** START Dataset extract **

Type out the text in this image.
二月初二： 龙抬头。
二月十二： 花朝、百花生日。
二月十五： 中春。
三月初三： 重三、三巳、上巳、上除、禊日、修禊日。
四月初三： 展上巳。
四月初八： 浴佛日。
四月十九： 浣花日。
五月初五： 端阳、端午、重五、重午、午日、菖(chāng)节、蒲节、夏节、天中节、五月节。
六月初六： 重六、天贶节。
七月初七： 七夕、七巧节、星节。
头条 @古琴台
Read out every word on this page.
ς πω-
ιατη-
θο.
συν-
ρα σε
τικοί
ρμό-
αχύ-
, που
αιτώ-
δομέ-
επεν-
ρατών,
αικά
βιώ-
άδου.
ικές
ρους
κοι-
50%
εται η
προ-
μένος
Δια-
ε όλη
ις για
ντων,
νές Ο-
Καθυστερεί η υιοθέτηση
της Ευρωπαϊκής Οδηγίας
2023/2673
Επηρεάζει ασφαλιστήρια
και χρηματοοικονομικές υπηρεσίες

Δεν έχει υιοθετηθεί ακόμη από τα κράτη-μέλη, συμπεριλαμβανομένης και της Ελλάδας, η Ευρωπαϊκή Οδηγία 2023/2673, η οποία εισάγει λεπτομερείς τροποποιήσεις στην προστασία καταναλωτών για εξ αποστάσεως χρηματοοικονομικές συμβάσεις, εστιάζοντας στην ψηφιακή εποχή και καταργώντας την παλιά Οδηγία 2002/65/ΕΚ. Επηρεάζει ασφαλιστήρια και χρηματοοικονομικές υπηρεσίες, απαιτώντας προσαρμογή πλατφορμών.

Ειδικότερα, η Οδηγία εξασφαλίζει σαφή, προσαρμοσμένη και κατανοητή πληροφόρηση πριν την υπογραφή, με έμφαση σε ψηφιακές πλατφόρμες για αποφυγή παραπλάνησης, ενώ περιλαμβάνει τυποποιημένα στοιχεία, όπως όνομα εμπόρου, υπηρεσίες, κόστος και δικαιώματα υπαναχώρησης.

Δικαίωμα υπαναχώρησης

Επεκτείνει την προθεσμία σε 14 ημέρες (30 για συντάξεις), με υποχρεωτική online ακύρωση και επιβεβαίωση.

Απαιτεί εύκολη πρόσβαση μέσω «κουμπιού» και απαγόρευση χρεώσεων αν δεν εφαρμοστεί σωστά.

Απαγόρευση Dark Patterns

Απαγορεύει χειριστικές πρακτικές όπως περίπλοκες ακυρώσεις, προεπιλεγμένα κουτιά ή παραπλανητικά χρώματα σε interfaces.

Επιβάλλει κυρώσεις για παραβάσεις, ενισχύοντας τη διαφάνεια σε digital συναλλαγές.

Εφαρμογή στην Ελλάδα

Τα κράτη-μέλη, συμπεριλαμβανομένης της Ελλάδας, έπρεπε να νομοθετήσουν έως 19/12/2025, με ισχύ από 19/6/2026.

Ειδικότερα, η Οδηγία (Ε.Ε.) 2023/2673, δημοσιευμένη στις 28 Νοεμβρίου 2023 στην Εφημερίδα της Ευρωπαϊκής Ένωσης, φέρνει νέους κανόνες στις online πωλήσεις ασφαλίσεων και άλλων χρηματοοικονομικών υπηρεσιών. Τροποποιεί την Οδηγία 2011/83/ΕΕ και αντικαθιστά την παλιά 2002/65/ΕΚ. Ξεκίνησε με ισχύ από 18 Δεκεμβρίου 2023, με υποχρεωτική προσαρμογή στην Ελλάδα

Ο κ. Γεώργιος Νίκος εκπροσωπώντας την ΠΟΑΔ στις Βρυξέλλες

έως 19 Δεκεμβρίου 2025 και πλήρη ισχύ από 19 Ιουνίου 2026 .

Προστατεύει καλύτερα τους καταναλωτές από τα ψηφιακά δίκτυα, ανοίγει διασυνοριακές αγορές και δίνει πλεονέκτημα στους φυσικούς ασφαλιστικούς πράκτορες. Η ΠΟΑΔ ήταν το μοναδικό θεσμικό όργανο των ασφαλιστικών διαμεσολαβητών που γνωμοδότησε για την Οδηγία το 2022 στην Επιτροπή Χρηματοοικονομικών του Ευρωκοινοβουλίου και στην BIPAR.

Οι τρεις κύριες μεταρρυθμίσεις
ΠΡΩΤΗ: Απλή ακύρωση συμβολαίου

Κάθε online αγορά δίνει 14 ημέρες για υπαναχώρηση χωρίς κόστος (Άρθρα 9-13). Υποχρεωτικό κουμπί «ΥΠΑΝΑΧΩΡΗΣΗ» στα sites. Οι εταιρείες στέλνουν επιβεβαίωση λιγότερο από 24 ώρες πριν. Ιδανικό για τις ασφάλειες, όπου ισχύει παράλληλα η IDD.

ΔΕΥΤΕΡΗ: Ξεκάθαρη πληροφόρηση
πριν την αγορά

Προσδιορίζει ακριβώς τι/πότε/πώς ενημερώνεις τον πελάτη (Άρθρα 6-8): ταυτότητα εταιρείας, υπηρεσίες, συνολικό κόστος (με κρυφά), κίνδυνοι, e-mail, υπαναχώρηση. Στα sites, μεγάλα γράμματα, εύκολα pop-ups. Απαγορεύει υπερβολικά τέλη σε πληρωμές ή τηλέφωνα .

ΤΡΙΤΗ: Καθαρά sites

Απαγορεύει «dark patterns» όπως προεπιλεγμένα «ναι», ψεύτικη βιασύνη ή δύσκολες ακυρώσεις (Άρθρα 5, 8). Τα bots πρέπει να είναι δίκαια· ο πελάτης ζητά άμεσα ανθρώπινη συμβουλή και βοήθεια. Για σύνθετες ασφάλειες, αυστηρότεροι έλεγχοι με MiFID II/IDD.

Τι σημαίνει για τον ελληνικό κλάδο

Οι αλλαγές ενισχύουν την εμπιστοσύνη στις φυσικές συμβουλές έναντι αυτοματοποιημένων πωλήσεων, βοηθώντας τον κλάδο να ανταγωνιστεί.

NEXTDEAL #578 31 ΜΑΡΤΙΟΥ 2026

** END Dataset extract **

» **What you have to do**
Please restate the data word for word, every record included.

» **Worked solution**
Type out the text in this image.
二月初二： 龙抬头。
二月十二： 花朝、百花生日。
二月十五： 中春。
三月初三： 重三、三巳、上巳、上除、禊日、修禊日。
四月初三： 展上巳。
四月初八： 浴佛日。
四月十九： 浣花日。
五月初五： 端阳、端午、重五、重午、午日、菖(chāng)节、蒲节、夏节、天中节、五月节。
六月初六： 重六、天贶节。
七月初七： 七夕、七巧节、星节。
头条 @古琴台
Read out every word on this page.
ς πω-
ιατη-
θο.
συν-
ρα σε
τικοί
ρμό-
αχύ-
, που
αιτώ-
δομέ-
επεν-
ρατών,
αικά
βιώ-
άδου.
ικές
ρους
κοι-
50%
εται η
προ-
μένος
Δια-
ε όλη
ις για
ντων,
νές Ο-
Καθυστερεί η υιοθέτηση
της Ευρωπαϊκής Οδηγίας
2023/2673
Επηρεάζει ασφαλιστήρια
και χρηματοοικονομικές υπηρεσίες

Δεν έχει υιοθετηθεί ακόμη από τα κράτη-μέλη, συμπεριλαμβανομένης και της Ελλάδας, η Ευρωπαϊκή Οδηγία 2023/2673, η οποία εισάγει λεπτομερείς τροποποιήσεις στην προστασία καταναλωτών για εξ αποστάσεως χρηματοοικονομικές συμβάσεις, εστιάζοντας στην ψηφιακή εποχή και καταργώντας την παλιά Οδηγία 2002/65/ΕΚ. Επηρεάζει ασφαλιστήρια και χρηματοοικονομικές υπηρεσίες, απαιτώντας προσαρμογή πλατφορμών.

Ειδικότερα, η Οδηγία εξασφαλίζει σαφή, προσαρμοσμένη και κατανοητή πληροφόρηση πριν την υπογραφή, με έμφαση σε ψηφιακές πλατφόρμες για αποφυγή παραπλάνησης, ενώ περιλαμβάνει τυποποιημένα στοιχεία, όπως όνομα εμπόρου, υπηρεσίες, κόστος και δικαιώματα υπαναχώρησης.

Δικαίωμα υπαναχώρησης

Επεκτείνει την προθεσμία σε 14 ημέρες (30 για συντάξεις), με υποχρεωτική online ακύρωση και επιβεβαίωση.

Απαιτεί εύκολη πρόσβαση μέσω «κουμπιού» και απαγόρευση χρεώσεων αν δεν εφαρμοστεί σωστά.

Απαγόρευση Dark Patterns

Απαγορεύει χειριστικές πρακτικές όπως περίπλοκες ακυρώσεις, προεπιλεγμένα κουτιά ή παραπλανητικά χρώματα σε interfaces.

Επιβάλλει κυρώσεις για παραβάσεις, ενισχύοντας τη διαφάνεια σε digital συναλλαγές.

Εφαρμογή στην Ελλάδα

Τα κράτη-μέλη, συμπεριλαμβανομένης της Ελλάδας, έπρεπε να νομοθετήσουν έως 19/12/2025, με ισχύ από 19/6/2026.

Ειδικότερα, η Οδηγία (Ε.Ε.) 2023/2673, δημοσιευμένη στις 28 Νοεμβρίου 2023 στην Εφημερίδα της Ευρωπαϊκής Ένωσης, φέρνει νέους κανόνες στις online πωλήσεις ασφαλίσεων και άλλων χρηματοοικονομικών υπηρεσιών. Τροποποιεί την Οδηγία 2011/83/ΕΕ και αντικαθιστά την παλιά 2002/65/ΕΚ. Ξεκίνησε με ισχύ από 18 Δεκεμβρίου 2023, με υποχρεωτική προσαρμογή στην Ελλάδα

Ο κ. Γεώργιος Νίκος εκπροσωπώντας την ΠΟΑΔ στις Βρυξέλλες

έως 19 Δεκεμβρίου 2025 και πλήρη ισχύ από 19 Ιουνίου 2026 .

Προστατεύει καλύτερα τους καταναλωτές από τα ψηφιακά δίκτυα, ανοίγει διασυνοριακές αγορές και δίνει πλεονέκτημα στους φυσικούς ασφαλιστικούς πράκτορες. Η ΠΟΑΔ ήταν το μοναδικό θεσμικό όργανο των ασφαλιστικών διαμεσολαβητών που γνωμοδότησε για την Οδηγία το 2022 στην Επιτροπή Χρηματοοικονομικών του Ευρωκοινοβουλίου και στην BIPAR.

Οι τρεις κύριες μεταρρυθμίσεις
ΠΡΩΤΗ: Απλή ακύρωση συμβολαίου

Κάθε online αγορά δίνει 14 ημέρες για υπαναχώρηση χωρίς κόστος (Άρθρα 9-13). Υποχρεωτικό κουμπί «ΥΠΑΝΑΧΩΡΗΣΗ» στα sites. Οι εταιρείες στέλνουν επιβεβαίωση λιγότερο από 24 ώρες πριν. Ιδανικό για τις ασφάλειες, όπου ισχύει παράλληλα η IDD.

ΔΕΥΤΕΡΗ: Ξεκάθαρη πληροφόρηση
πριν την αγορά

Προσδιορίζει ακριβώς τι/πότε/πώς ενημερώνεις τον πελάτη (Άρθρα 6-8): ταυτότητα εταιρείας, υπηρεσίες, συνολικό κόστος (με κρυφά), κίνδυνοι, e-mail, υπαναχώρηση. Στα sites, μεγάλα γράμματα, εύκολα pop-ups. Απαγορεύει υπερβολικά τέλη σε πληρωμές ή τηλέφωνα .

ΤΡΙΤΗ: Καθαρά sites

Απαγορεύει «dark patterns» όπως προεπιλεγμένα «ναι», ψεύτικη βιασύνη ή δύσκολες ακυρώσεις (Άρθρα 5, 8). Τα bots πρέπει να είναι δίκαια· ο πελάτης ζητά άμεσα ανθρώπινη συμβουλή και βοήθεια. Για σύνθετες ασφάλειες, αυστηρότεροι έλεγχοι με MiFID II/IDD.

Τι σημαίνει για τον ελληνικό κλάδο

Οι αλλαγές ενισχύουν την εμπιστοσύνη στις φυσικές συμβουλές έναντι αυτοματοποιημένων πωλήσεων, βοηθώντας τον κλάδο να ανταγωνιστεί.

NEXTDEAL #578 31 ΜΑΡΤΙΟΥ 2026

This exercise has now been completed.